### Task instructions
Every line that contains the word "Vzdálenost" should be copied out.

### Records shown

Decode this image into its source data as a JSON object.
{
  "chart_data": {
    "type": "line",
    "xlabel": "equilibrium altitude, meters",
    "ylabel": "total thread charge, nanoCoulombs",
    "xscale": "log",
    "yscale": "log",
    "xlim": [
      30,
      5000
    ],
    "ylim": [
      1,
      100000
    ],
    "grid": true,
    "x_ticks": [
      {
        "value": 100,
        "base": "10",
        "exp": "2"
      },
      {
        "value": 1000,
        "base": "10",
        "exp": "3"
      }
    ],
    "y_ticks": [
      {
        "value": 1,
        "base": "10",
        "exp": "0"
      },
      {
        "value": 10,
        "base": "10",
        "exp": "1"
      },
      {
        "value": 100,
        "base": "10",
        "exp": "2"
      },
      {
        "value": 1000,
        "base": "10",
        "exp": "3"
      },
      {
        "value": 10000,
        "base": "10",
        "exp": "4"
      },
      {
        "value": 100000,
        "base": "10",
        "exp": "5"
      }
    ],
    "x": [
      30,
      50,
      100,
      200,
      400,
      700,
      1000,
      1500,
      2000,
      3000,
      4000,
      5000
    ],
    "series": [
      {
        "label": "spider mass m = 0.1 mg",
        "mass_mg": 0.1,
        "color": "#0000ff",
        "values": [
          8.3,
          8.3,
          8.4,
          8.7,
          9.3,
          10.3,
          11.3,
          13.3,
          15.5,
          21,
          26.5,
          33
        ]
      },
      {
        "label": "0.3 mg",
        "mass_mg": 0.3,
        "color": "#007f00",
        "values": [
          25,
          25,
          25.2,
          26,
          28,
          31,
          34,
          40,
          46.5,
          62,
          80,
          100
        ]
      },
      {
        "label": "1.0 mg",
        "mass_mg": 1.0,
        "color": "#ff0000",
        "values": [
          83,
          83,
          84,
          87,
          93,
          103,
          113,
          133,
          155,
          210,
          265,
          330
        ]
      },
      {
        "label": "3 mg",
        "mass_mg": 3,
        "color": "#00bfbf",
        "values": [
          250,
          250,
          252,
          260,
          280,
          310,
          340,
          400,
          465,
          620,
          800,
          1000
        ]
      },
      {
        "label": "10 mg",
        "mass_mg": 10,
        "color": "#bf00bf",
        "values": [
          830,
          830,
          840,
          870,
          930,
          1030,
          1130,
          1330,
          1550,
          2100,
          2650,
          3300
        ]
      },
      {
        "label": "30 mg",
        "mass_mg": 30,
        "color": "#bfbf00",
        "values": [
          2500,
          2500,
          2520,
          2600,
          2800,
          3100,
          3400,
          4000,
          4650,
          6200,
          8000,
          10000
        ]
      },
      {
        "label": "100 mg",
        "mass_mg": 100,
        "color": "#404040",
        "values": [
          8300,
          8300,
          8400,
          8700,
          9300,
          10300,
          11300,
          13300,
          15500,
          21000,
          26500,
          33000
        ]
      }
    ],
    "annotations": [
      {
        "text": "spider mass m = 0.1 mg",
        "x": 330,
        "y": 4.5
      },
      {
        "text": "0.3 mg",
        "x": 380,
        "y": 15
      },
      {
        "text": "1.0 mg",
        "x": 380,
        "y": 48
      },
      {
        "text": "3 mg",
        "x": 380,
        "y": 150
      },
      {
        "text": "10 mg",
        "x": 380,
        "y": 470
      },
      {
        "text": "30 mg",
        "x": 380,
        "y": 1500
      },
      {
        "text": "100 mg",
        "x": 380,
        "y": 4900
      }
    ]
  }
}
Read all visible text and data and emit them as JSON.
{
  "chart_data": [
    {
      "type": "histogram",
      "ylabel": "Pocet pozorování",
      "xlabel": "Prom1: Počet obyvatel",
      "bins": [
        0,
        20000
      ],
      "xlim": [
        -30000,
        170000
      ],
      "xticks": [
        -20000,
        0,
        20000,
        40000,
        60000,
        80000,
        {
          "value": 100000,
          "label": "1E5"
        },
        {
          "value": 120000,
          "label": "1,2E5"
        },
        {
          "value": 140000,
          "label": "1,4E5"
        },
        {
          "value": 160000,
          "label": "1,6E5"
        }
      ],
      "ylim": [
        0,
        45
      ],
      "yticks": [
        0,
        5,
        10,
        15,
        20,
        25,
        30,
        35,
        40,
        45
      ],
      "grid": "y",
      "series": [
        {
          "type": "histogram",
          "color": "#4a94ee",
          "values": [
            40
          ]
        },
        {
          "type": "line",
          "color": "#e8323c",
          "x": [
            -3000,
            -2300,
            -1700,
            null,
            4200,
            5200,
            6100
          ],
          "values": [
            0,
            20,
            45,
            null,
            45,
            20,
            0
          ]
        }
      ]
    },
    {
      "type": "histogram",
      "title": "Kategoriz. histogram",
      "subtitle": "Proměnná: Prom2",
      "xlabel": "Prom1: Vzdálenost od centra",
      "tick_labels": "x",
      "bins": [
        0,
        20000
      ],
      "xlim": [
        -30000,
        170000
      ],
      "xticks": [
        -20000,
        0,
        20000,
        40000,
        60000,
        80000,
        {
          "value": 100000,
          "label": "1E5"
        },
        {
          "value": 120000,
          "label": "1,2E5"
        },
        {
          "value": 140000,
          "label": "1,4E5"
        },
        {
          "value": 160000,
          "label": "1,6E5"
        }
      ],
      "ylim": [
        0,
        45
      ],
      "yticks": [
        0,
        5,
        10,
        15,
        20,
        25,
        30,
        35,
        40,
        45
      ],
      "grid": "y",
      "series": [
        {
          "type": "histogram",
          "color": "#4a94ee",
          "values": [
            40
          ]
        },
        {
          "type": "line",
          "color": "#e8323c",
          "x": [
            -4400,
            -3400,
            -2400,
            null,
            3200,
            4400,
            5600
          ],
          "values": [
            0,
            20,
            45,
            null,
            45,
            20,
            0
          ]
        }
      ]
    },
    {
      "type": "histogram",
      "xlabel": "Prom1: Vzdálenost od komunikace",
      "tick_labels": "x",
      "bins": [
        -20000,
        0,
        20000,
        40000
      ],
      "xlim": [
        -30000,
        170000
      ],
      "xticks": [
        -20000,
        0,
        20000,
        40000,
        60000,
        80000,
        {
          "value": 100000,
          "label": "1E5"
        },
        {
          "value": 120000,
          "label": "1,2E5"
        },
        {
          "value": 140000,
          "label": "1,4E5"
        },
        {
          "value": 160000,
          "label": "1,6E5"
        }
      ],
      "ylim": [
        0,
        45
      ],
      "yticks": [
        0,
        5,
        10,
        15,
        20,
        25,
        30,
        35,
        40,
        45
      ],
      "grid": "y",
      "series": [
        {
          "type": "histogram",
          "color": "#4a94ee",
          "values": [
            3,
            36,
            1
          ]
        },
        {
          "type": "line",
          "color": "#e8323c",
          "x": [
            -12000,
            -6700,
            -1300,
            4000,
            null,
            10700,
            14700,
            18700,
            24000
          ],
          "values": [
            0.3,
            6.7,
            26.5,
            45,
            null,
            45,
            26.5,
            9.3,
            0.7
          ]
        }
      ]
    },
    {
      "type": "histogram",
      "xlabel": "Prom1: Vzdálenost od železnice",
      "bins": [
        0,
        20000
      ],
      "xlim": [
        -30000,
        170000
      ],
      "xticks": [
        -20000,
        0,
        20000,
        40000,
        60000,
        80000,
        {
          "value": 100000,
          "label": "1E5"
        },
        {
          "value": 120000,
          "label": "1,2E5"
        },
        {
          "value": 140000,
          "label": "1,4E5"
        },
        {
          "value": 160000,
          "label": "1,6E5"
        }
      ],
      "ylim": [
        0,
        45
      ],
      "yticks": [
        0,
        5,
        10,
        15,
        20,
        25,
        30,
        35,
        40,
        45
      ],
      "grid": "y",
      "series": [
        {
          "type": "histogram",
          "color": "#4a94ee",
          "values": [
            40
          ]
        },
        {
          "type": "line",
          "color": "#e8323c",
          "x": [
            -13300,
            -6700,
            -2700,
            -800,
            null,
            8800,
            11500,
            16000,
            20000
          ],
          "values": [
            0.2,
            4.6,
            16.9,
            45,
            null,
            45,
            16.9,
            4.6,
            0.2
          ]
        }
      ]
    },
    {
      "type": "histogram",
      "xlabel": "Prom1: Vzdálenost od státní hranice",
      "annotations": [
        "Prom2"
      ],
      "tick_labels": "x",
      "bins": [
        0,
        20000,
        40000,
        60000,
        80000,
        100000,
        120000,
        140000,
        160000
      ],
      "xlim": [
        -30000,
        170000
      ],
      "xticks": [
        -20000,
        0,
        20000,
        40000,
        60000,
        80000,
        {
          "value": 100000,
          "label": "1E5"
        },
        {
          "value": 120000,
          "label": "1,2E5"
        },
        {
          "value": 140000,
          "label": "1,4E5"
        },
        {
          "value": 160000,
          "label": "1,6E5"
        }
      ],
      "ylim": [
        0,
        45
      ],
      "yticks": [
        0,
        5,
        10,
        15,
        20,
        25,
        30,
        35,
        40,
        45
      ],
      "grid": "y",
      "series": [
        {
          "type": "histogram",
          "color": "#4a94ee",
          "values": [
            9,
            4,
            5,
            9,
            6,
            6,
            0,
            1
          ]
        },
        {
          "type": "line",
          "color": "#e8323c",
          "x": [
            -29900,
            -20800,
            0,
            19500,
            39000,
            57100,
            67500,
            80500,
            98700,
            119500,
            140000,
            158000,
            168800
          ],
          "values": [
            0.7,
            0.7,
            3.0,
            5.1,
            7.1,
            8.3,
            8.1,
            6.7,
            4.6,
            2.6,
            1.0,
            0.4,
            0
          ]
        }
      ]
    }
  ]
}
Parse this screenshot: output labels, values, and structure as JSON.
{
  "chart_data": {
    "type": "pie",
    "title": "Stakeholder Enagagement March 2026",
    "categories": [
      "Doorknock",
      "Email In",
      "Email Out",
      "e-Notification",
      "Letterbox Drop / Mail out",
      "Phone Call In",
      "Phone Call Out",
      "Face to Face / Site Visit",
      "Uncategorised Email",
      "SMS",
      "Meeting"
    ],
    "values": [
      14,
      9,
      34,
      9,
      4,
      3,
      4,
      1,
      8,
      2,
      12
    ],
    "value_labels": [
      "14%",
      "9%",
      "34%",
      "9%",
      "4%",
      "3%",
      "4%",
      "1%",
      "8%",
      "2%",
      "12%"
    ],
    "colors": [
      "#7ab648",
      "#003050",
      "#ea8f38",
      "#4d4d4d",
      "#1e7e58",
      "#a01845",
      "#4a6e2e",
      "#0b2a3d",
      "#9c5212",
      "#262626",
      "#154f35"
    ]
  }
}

### Task solution
      "xlabel": "Prom1: Vzdálenost od centra",
      "xlabel": "Prom1: Vzdálenost od komunikace",
      "xlabel": "Prom1: Vzdálenost od železnice",
      "xlabel": "Prom1: Vzdálenost od státní hranice",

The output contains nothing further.